Niespodzianka w LM! Cypryjczycy znów zatrzymali faworyta

Niespodzianka w LM! Cypryjczycy znów zatrzymali faworyta
Screen Canal+Sport
Pafos FC zdobyło kolejne punkty w tym sezonie Ligi Mistrzów. W środę Cypryjczycy zremisowali z AS Monaco 2:2 (1:2).
Wynik spotkania już w 5. minucie otworzyło Monaco. Prowadzenie gościom zapewnił Minamino. Japończyk wykorzystał bardzo dobre podanie od Akliouche i uderzeniem z bliska pokonał Michaila.
Dalsza część tekstu pod wideo
Na odpowiedź Pafos nie trzeba było długo czekać. Remis w 18. minucie dał Luiz. Po rzucie rożnym były reprezentant Brazylii kapitalnie strzelił głową.

[Wiersze zbioru danych]
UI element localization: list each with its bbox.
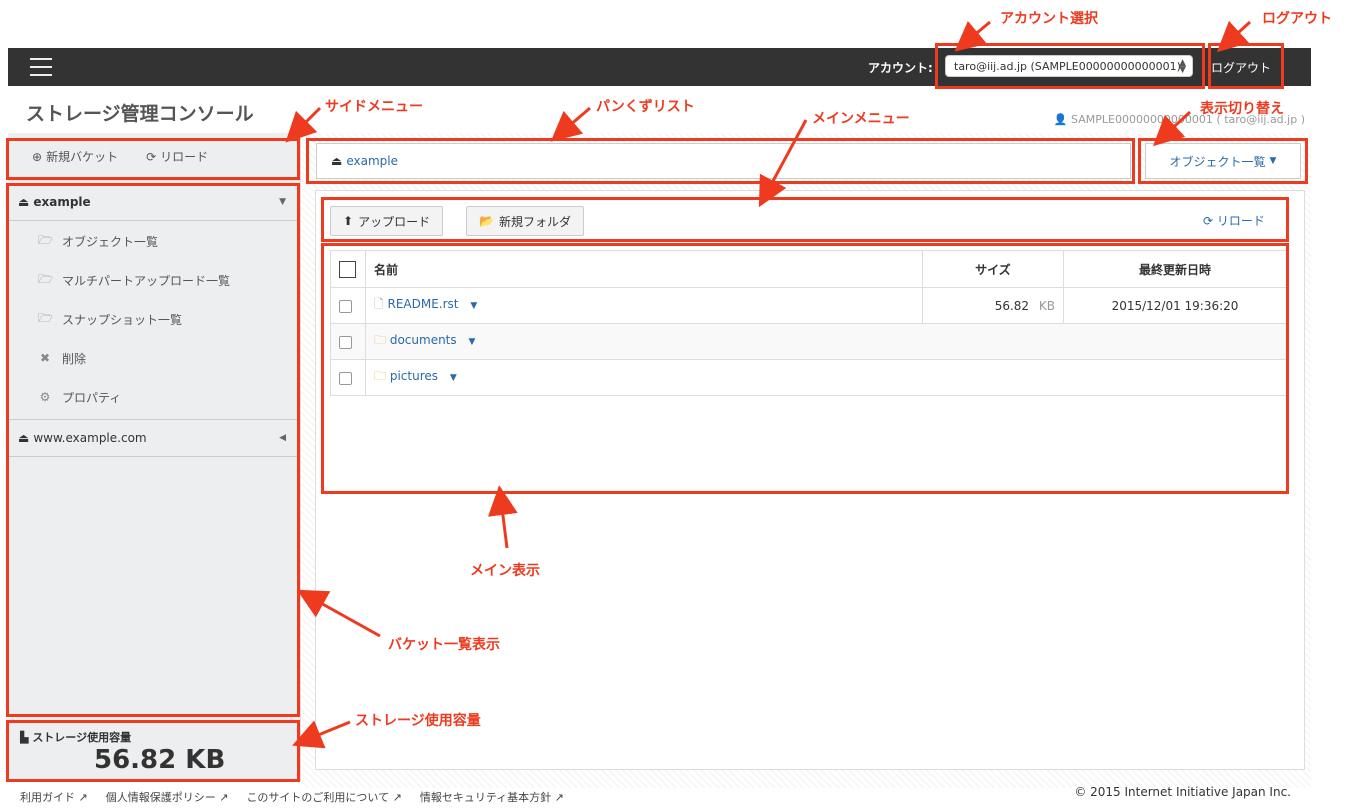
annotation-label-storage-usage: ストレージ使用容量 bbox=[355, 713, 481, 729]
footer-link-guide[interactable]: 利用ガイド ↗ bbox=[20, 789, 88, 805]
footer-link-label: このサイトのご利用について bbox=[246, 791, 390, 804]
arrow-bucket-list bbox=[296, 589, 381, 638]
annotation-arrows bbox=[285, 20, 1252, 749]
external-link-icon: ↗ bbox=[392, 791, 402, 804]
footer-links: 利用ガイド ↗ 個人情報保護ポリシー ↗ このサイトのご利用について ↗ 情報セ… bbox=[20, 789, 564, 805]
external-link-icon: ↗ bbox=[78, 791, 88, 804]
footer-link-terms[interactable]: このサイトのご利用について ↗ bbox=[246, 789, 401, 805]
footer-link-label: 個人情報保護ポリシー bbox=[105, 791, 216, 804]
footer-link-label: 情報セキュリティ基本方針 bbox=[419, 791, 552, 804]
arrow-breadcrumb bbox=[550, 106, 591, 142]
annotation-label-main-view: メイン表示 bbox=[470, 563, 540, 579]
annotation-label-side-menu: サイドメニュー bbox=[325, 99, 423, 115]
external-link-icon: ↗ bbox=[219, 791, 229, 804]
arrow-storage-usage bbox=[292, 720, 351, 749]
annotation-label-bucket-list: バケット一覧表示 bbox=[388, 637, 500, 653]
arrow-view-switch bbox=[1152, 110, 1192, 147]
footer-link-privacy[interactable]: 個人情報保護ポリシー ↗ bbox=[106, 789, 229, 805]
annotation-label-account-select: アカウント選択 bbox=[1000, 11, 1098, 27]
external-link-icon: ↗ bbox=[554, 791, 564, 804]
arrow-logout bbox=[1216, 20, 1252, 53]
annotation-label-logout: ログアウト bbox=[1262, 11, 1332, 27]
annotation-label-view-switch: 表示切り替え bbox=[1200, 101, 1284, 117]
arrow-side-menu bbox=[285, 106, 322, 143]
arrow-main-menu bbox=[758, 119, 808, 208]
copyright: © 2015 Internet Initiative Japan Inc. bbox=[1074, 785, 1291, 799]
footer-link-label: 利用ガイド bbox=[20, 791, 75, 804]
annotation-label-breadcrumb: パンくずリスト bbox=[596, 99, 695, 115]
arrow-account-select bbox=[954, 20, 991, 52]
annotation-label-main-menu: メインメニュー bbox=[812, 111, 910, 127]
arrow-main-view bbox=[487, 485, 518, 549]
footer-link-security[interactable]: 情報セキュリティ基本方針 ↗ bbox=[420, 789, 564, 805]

Polecenie: Powtórz słowo w słowo fragment tekstu o meczu Pafos FC z AS Monaco, który zaczyna się od słów zawierających „Wynik spotkania już”, a kończy na „kapitalnie strzelił głową.”.

Odpowiedź pisemna:
Wynik spotkania już w 5. minucie otworzyło Monaco. Prowadzenie gościom zapewnił Minamino. Japończyk wykorzystał bardzo dobre podanie od Akliouche i uderzeniem z bliska pokonał Michaila.
Dalsza część tekstu pod wideo
Na odpowiedź Pafos nie trzeba było długo czekać. Remis w 18. minucie dał Luiz. Po rzucie rożnym były reprezentant Brazylii kapitalnie strzelił głową.